[TASK DESCRIPTION] Repeat the full listing, word for word.

[WORKING DATA]
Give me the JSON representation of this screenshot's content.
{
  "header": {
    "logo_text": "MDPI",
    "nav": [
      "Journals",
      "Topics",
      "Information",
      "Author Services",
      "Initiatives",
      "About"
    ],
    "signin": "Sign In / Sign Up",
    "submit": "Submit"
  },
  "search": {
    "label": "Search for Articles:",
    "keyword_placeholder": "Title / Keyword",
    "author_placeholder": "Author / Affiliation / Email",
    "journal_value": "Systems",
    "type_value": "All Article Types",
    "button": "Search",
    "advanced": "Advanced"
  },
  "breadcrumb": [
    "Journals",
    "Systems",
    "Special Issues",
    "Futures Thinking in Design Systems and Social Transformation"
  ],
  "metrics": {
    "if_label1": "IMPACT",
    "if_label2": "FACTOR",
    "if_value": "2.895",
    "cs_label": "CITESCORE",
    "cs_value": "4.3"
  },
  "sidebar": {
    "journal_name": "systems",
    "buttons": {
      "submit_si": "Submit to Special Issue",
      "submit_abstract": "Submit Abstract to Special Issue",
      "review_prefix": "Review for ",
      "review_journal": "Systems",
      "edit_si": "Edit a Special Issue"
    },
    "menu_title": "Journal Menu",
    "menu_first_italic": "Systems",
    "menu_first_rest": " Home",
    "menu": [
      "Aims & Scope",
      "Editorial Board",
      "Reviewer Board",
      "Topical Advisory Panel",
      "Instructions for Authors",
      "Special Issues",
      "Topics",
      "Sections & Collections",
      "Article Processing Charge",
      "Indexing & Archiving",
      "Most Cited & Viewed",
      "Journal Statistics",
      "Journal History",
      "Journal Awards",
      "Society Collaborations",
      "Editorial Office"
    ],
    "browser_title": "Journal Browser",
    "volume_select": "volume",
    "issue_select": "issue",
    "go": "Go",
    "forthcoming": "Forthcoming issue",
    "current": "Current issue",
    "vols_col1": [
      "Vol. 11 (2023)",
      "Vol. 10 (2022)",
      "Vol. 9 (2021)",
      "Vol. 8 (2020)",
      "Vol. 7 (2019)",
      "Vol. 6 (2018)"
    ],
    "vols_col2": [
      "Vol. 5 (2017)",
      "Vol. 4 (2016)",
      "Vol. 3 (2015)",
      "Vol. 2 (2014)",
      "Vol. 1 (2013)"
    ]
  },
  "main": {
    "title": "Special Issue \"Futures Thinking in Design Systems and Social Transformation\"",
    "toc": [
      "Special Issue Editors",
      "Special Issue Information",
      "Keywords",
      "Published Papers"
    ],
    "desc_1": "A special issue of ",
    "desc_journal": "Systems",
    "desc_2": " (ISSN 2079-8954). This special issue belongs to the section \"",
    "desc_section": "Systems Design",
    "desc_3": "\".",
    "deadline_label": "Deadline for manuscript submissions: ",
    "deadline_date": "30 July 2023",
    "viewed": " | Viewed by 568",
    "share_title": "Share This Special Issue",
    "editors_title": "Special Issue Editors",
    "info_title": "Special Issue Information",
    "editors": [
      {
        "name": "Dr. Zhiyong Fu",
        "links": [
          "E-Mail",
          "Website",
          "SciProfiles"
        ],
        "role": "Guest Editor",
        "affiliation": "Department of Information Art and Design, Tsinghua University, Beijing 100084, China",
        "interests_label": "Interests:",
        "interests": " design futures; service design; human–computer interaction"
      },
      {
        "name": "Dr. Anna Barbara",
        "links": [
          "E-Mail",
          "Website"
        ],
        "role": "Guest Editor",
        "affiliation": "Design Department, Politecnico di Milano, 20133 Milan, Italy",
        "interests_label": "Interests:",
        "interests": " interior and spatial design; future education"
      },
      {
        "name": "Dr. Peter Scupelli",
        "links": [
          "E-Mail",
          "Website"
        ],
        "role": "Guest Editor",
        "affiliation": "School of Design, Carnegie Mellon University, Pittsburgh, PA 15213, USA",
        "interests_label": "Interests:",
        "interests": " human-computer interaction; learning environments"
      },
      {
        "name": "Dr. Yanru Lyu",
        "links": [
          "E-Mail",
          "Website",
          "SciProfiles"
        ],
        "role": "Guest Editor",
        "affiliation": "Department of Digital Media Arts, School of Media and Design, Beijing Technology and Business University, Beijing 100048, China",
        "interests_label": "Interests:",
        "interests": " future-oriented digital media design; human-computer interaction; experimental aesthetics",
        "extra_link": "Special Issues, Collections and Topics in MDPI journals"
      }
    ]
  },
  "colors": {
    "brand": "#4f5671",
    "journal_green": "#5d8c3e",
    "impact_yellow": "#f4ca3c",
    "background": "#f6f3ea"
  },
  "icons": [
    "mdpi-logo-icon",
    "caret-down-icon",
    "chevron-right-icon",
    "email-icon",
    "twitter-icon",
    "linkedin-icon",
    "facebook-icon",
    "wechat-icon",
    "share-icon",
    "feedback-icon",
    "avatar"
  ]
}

[TASK SOLUTION]
Give me the JSON representation of this screenshot's content.
{
  "header": {
    "logo_text": "MDPI",
    "nav": [
      "Journals",
      "Topics",
      "Information",
      "Author Services",
      "Initiatives",
      "About"
    ],
    "signin": "Sign In / Sign Up",
    "submit": "Submit"
  },
  "search": {
    "label": "Search for Articles:",
    "keyword_placeholder": "Title / Keyword",
    "author_placeholder": "Author / Affiliation / Email",
    "journal_value": "Systems",
    "type_value": "All Article Types",
    "button": "Search",
    "advanced": "Advanced"
  },
  "breadcrumb": [
    "Journals",
    "Systems",
    "Special Issues",
    "Futures Thinking in Design Systems and Social Transformation"
  ],
  "metrics": {
    "if_label1": "IMPACT",
    "if_label2": "FACTOR",
    "if_value": "2.895",
    "cs_label": "CITESCORE",
    "cs_value": "4.3"
  },
  "sidebar": {
    "journal_name": "systems",
    "buttons": {
      "submit_si": "Submit to Special Issue",
      "submit_abstract": "Submit Abstract to Special Issue",
      "review_prefix": "Review for ",
      "review_journal": "Systems",
      "edit_si": "Edit a Special Issue"
    },
    "menu_title": "Journal Menu",
    "menu_first_italic": "Systems",
    "menu_first_rest": " Home",
    "menu": [
      "Aims & Scope",
      "Editorial Board",
      "Reviewer Board",
      "Topical Advisory Panel",
      "Instructions for Authors",
      "Special Issues",
      "Topics",
      "Sections & Collections",
      "Article Processing Charge",
      "Indexing & Archiving",
      "Most Cited & Viewed",
      "Journal Statistics",
      "Journal History",
      "Journal Awards",
      "Society Collaborations",
      "Editorial Office"
    ],
    "browser_title": "Journal Browser",
    "volume_select": "volume",
    "issue_select": "issue",
    "go": "Go",
    "forthcoming": "Forthcoming issue",
    "current": "Current issue",
    "vols_col1": [
      "Vol. 11 (2023)",
      "Vol. 10 (2022)",
      "Vol. 9 (2021)",
      "Vol. 8 (2020)",
      "Vol. 7 (2019)",
      "Vol. 6 (2018)"
    ],
    "vols_col2": [
      "Vol. 5 (2017)",
      "Vol. 4 (2016)",
      "Vol. 3 (2015)",
      "Vol. 2 (2014)",
      "Vol. 1 (2013)"
    ]
  },
  "main": {
    "title": "Special Issue \"Futures Thinking in Design Systems and Social Transformation\"",
    "toc": [
      "Special Issue Editors",
      "Special Issue Information",
      "Keywords",
      "Published Papers"
    ],
    "desc_1": "A special issue of ",
    "desc_journal": "Systems",
    "desc_2": " (ISSN 2079-8954). This special issue belongs to the section \"",
    "desc_section": "Systems Design",
    "desc_3": "\".",
    "deadline_label": "Deadline for manuscript submissions: ",
    "deadline_date": "30 July 2023",
    "viewed": " | Viewed by 568",
    "share_title": "Share This Special Issue",
    "editors_title": "Special Issue Editors",
    "info_title": "Special Issue Information",
    "editors": [
      {
        "name": "Dr. Zhiyong Fu",
        "links": [
          "E-Mail",
          "Website",
          "SciProfiles"
        ],
        "role": "Guest Editor",
        "affiliation": "Department of Information Art and Design, Tsinghua University, Beijing 100084, China",
        "interests_label": "Interests:",
        "interests": " design futures; service design; human–computer interaction"
      },
      {
        "name": "Dr. Anna Barbara",
        "links": [
          "E-Mail",
          "Website"
        ],
        "role": "Guest Editor",
        "affiliation": "Design Department, Politecnico di Milano, 20133 Milan, Italy",
        "interests_label": "Interests:",
        "interests": " interior and spatial design; future education"
      },
      {
        "name": "Dr. Peter Scupelli",
        "links": [
          "E-Mail",
          "Website"
        ],
        "role": "Guest Editor",
        "affiliation": "School of Design, Carnegie Mellon University, Pittsburgh, PA 15213, USA",
        "interests_label": "Interests:",
        "interests": " human-computer interaction; learning environments"
      },
      {
        "name": "Dr. Yanru Lyu",
        "links": [
          "E-Mail",
          "Website",
          "SciProfiles"
        ],
        "role": "Guest Editor",
        "affiliation": "Department of Digital Media Arts, School of Media and Design, Beijing Technology and Business University, Beijing 100048, China",
        "interests_label": "Interests:",
        "interests": " future-oriented digital media design; human-computer interaction; experimental aesthetics",
        "extra_link": "Special Issues, Collections and Topics in MDPI journals"
      }
    ]
  },
  "colors": {
    "brand": "#4f5671",
    "journal_green": "#5d8c3e",
    "impact_yellow": "#f4ca3c",
    "background": "#f6f3ea"
  },
  "icons": [
    "mdpi-logo-icon",
    "caret-down-icon",
    "chevron-right-icon",
    "email-icon",
    "twitter-icon",
    "linkedin-icon",
    "facebook-icon",
    "wechat-icon",
    "share-icon",
    "feedback-icon",
    "avatar"
  ]
}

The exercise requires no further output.